- What to do: Repeat each entry word for word. Leave any images out of the copy.

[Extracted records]
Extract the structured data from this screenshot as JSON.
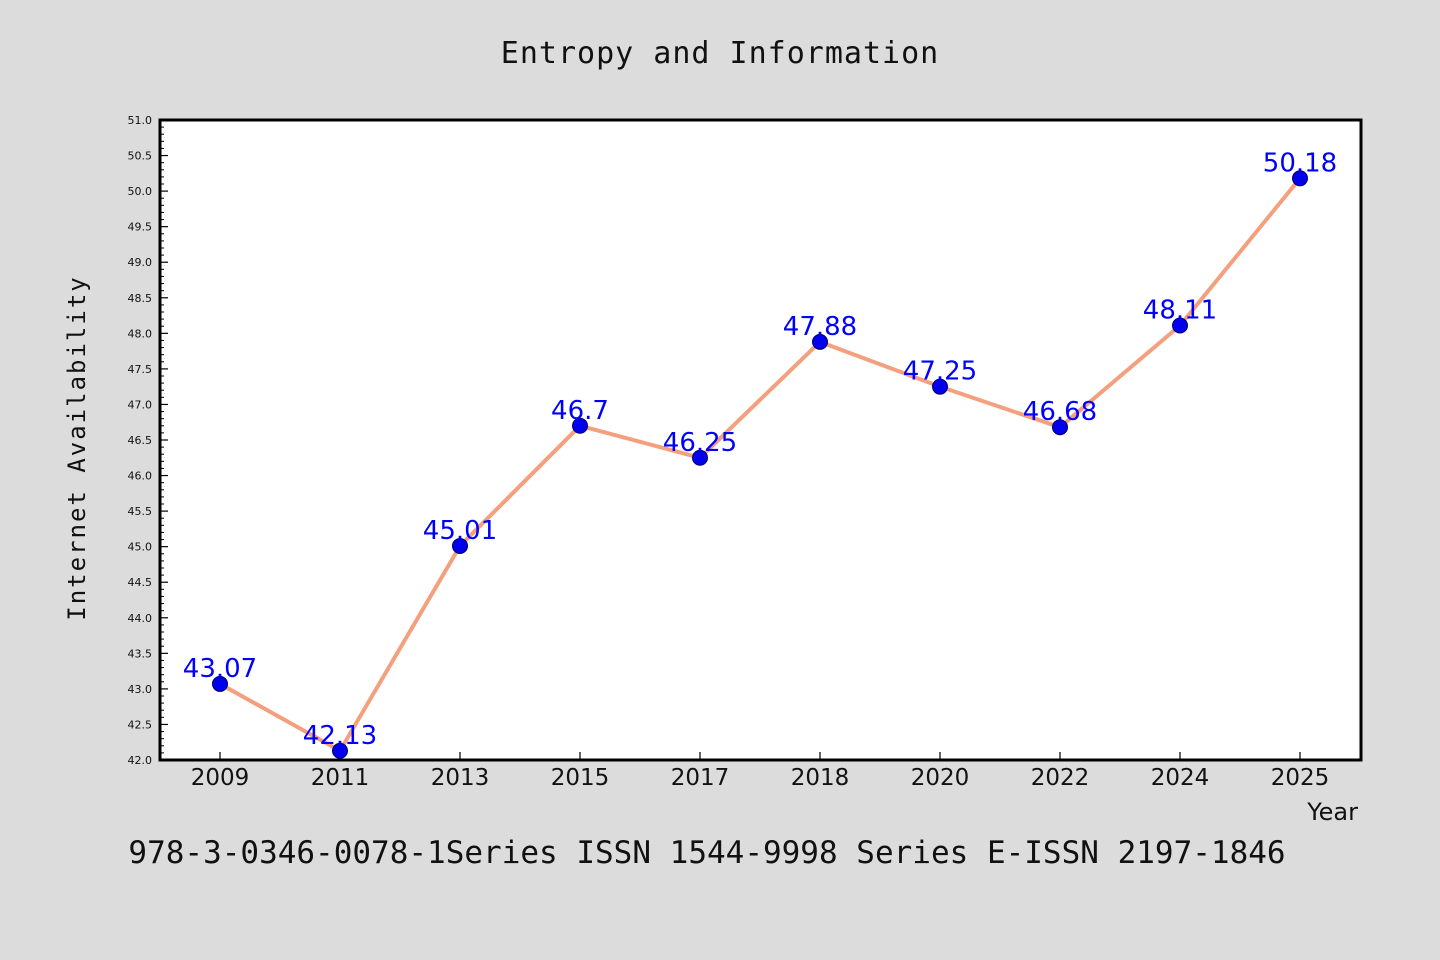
{
  "colors": {
    "background": "#dcdcdc",
    "plot_background": "#ffffff",
    "line": "#f4a07e",
    "marker": "#0000ee",
    "data_label": "#0000ff",
    "axis": "#000000"
  },
  "footnote": "978-3-0346-0078-1Series ISSN 1544-9998 Series E-ISSN 2197-1846",
  "chart_data": {
    "type": "line",
    "title": "Entropy and Information",
    "xlabel": "Year",
    "ylabel": "Internet Availability",
    "categories": [
      "2009",
      "2011",
      "2013",
      "2015",
      "2017",
      "2018",
      "2020",
      "2022",
      "2024",
      "2025"
    ],
    "values": [
      43.07,
      42.13,
      45.01,
      46.7,
      46.25,
      47.88,
      47.25,
      46.68,
      48.11,
      50.18
    ],
    "data_labels": [
      "43.07",
      "42.13",
      "45.01",
      "46.7",
      "46.25",
      "47.88",
      "47.25",
      "46.68",
      "48.11",
      "50.18"
    ],
    "ylim": [
      42.0,
      51.0
    ],
    "yticks": [
      "42.0",
      "42.5",
      "43.0",
      "43.5",
      "44.0",
      "44.5",
      "45.0",
      "45.5",
      "46.0",
      "46.5",
      "47.0",
      "47.5",
      "48.0",
      "48.5",
      "49.0",
      "49.5",
      "50.0",
      "50.5",
      "51.0"
    ],
    "grid": false,
    "legend": "none"
  }
}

- Exercise answer:
Extract the structured data from this screenshot as JSON.
{
  "colors": {
    "background": "#dcdcdc",
    "plot_background": "#ffffff",
    "line": "#f4a07e",
    "marker": "#0000ee",
    "data_label": "#0000ff",
    "axis": "#000000"
  },
  "footnote": "978-3-0346-0078-1Series ISSN 1544-9998 Series E-ISSN 2197-1846",
  "chart_data": {
    "type": "line",
    "title": "Entropy and Information",
    "xlabel": "Year",
    "ylabel": "Internet Availability",
    "categories": [
      "2009",
      "2011",
      "2013",
      "2015",
      "2017",
      "2018",
      "2020",
      "2022",
      "2024",
      "2025"
    ],
    "values": [
      43.07,
      42.13,
      45.01,
      46.7,
      46.25,
      47.88,
      47.25,
      46.68,
      48.11,
      50.18
    ],
    "data_labels": [
      "43.07",
      "42.13",
      "45.01",
      "46.7",
      "46.25",
      "47.88",
      "47.25",
      "46.68",
      "48.11",
      "50.18"
    ],
    "ylim": [
      42.0,
      51.0
    ],
    "yticks": [
      "42.0",
      "42.5",
      "43.0",
      "43.5",
      "44.0",
      "44.5",
      "45.0",
      "45.5",
      "46.0",
      "46.5",
      "47.0",
      "47.5",
      "48.0",
      "48.5",
      "49.0",
      "49.5",
      "50.0",
      "50.5",
      "51.0"
    ],
    "grid": false,
    "legend": "none"
  }
}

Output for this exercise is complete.